**TASK DESCRIPTION:** Every line of the records below should be restated exactly.

Data extracted from a collection:
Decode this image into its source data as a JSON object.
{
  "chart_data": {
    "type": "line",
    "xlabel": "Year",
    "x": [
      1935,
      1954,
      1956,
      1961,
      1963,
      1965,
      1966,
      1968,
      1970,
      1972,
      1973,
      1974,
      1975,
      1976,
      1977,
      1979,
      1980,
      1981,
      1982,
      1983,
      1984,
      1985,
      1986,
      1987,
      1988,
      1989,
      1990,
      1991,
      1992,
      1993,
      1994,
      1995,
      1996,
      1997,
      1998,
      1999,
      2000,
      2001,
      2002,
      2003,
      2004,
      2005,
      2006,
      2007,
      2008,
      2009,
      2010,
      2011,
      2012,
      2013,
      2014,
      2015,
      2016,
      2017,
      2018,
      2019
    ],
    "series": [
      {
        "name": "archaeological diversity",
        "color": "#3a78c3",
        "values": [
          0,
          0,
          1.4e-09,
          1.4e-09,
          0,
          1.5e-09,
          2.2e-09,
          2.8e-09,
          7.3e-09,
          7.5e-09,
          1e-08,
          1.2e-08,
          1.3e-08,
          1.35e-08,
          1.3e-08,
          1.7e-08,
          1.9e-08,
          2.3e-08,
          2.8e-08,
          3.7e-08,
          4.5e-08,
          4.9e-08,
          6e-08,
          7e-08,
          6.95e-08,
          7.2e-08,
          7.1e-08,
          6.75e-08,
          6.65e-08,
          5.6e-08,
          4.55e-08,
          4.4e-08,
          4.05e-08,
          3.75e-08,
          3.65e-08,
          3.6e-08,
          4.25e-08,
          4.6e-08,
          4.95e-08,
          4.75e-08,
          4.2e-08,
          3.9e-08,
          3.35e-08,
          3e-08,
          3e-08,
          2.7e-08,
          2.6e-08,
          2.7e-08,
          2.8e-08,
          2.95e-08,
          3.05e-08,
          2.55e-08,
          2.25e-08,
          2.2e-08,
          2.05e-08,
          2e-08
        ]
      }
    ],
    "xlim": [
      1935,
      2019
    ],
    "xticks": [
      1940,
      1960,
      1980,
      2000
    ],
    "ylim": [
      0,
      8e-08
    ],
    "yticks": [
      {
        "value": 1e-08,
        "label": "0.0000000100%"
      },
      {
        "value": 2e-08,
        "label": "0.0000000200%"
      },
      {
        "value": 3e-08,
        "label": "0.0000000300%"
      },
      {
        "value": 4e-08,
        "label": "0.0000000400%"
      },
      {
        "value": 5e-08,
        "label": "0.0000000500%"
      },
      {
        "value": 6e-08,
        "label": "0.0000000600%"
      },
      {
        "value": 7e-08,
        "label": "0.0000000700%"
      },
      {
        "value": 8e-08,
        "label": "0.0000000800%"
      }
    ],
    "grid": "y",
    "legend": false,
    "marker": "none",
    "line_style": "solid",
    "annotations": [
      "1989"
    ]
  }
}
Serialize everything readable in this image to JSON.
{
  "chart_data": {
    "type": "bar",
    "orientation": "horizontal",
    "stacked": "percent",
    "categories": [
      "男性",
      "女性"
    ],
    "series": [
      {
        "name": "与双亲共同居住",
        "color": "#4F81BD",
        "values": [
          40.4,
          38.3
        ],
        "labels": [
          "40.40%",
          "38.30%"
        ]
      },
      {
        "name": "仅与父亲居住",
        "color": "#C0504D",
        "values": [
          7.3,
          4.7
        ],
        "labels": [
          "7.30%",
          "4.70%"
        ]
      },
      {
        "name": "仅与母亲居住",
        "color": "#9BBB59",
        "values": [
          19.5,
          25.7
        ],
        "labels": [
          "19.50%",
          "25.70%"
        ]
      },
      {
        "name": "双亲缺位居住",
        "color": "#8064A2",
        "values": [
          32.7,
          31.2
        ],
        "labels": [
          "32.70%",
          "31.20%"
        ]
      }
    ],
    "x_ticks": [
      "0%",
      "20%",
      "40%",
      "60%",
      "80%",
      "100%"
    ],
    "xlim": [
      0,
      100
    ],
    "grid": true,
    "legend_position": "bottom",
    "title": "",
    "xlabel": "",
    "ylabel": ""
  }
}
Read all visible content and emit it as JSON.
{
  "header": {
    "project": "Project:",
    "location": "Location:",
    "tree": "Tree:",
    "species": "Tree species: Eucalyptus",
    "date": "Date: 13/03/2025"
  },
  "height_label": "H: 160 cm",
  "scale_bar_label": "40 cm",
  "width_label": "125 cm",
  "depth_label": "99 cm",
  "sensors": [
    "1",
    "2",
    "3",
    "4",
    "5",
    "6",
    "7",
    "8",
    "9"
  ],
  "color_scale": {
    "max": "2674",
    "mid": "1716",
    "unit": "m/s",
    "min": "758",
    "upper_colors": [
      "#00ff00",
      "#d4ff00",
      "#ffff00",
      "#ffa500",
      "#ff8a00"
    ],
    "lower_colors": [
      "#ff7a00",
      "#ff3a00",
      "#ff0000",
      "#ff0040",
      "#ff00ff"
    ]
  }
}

**WRITTEN REPLY:**
Decode this image into its source data as a JSON object.
{
  "chart_data": {
    "type": "line",
    "xlabel": "Year",
    "x": [
      1935,
      1954,
      1956,
      1961,
      1963,
      1965,
      1966,
      1968,
      1970,
      1972,
      1973,
      1974,
      1975,
      1976,
      1977,
      1979,
      1980,
      1981,
      1982,
      1983,
      1984,
      1985,
      1986,
      1987,
      1988,
      1989,
      1990,
      1991,
      1992,
      1993,
      1994,
      1995,
      1996,
      1997,
      1998,
      1999,
      2000,
      2001,
      2002,
      2003,
      2004,
      2005,
      2006,
      2007,
      2008,
      2009,
      2010,
      2011,
      2012,
      2013,
      2014,
      2015,
      2016,
      2017,
      2018,
      2019
    ],
    "series": [
      {
        "name": "archaeological diversity",
        "color": "#3a78c3",
        "values": [
          0,
          0,
          1.4e-09,
          1.4e-09,
          0,
          1.5e-09,
          2.2e-09,
          2.8e-09,
          7.3e-09,
          7.5e-09,
          1e-08,
          1.2e-08,
          1.3e-08,
          1.35e-08,
          1.3e-08,
          1.7e-08,
          1.9e-08,
          2.3e-08,
          2.8e-08,
          3.7e-08,
          4.5e-08,
          4.9e-08,
          6e-08,
          7e-08,
          6.95e-08,
          7.2e-08,
          7.1e-08,
          6.75e-08,
          6.65e-08,
          5.6e-08,
          4.55e-08,
          4.4e-08,
          4.05e-08,
          3.75e-08,
          3.65e-08,
          3.6e-08,
          4.25e-08,
          4.6e-08,
          4.95e-08,
          4.75e-08,
          4.2e-08,
          3.9e-08,
          3.35e-08,
          3e-08,
          3e-08,
          2.7e-08,
          2.6e-08,
          2.7e-08,
          2.8e-08,
          2.95e-08,
          3.05e-08,
          2.55e-08,
          2.25e-08,
          2.2e-08,
          2.05e-08,
          2e-08
        ]
      }
    ],
    "xlim": [
      1935,
      2019
    ],
    "xticks": [
      1940,
      1960,
      1980,
      2000
    ],
    "ylim": [
      0,
      8e-08
    ],
    "yticks": [
      {
        "value": 1e-08,
        "label": "0.0000000100%"
      },
      {
        "value": 2e-08,
        "label": "0.0000000200%"
      },
      {
        "value": 3e-08,
        "label": "0.0000000300%"
      },
      {
        "value": 4e-08,
        "label": "0.0000000400%"
      },
      {
        "value": 5e-08,
        "label": "0.0000000500%"
      },
      {
        "value": 6e-08,
        "label": "0.0000000600%"
      },
      {
        "value": 7e-08,
        "label": "0.0000000700%"
      },
      {
        "value": 8e-08,
        "label": "0.0000000800%"
      }
    ],
    "grid": "y",
    "legend": false,
    "marker": "none",
    "line_style": "solid",
    "annotations": [
      "1989"
    ]
  }
}
Serialize everything readable in this image to JSON.
{
  "chart_data": {
    "type": "bar",
    "orientation": "horizontal",
    "stacked": "percent",
    "categories": [
      "男性",
      "女性"
    ],
    "series": [
      {
        "name": "与双亲共同居住",
        "color": "#4F81BD",
        "values": [
          40.4,
          38.3
        ],
        "labels": [
          "40.40%",
          "38.30%"
        ]
      },
      {
        "name": "仅与父亲居住",
        "color": "#C0504D",
        "values": [
          7.3,
          4.7
        ],
        "labels": [
          "7.30%",
          "4.70%"
        ]
      },
      {
        "name": "仅与母亲居住",
        "color": "#9BBB59",
        "values": [
          19.5,
          25.7
        ],
        "labels": [
          "19.50%",
          "25.70%"
        ]
      },
      {
        "name": "双亲缺位居住",
        "color": "#8064A2",
        "values": [
          32.7,
          31.2
        ],
        "labels": [
          "32.70%",
          "31.20%"
        ]
      }
    ],
    "x_ticks": [
      "0%",
      "20%",
      "40%",
      "60%",
      "80%",
      "100%"
    ],
    "xlim": [
      0,
      100
    ],
    "grid": true,
    "legend_position": "bottom",
    "title": "",
    "xlabel": "",
    "ylabel": ""
  }
}
Read all visible content and emit it as JSON.
{
  "header": {
    "project": "Project:",
    "location": "Location:",
    "tree": "Tree:",
    "species": "Tree species: Eucalyptus",
    "date": "Date: 13/03/2025"
  },
  "height_label": "H: 160 cm",
  "scale_bar_label": "40 cm",
  "width_label": "125 cm",
  "depth_label": "99 cm",
  "sensors": [
    "1",
    "2",
    "3",
    "4",
    "5",
    "6",
    "7",
    "8",
    "9"
  ],
  "color_scale": {
    "max": "2674",
    "mid": "1716",
    "unit": "m/s",
    "min": "758",
    "upper_colors": [
      "#00ff00",
      "#d4ff00",
      "#ffff00",
      "#ffa500",
      "#ff8a00"
    ],
    "lower_colors": [
      "#ff7a00",
      "#ff3a00",
      "#ff0000",
      "#ff0040",
      "#ff00ff"
    ]
  }
}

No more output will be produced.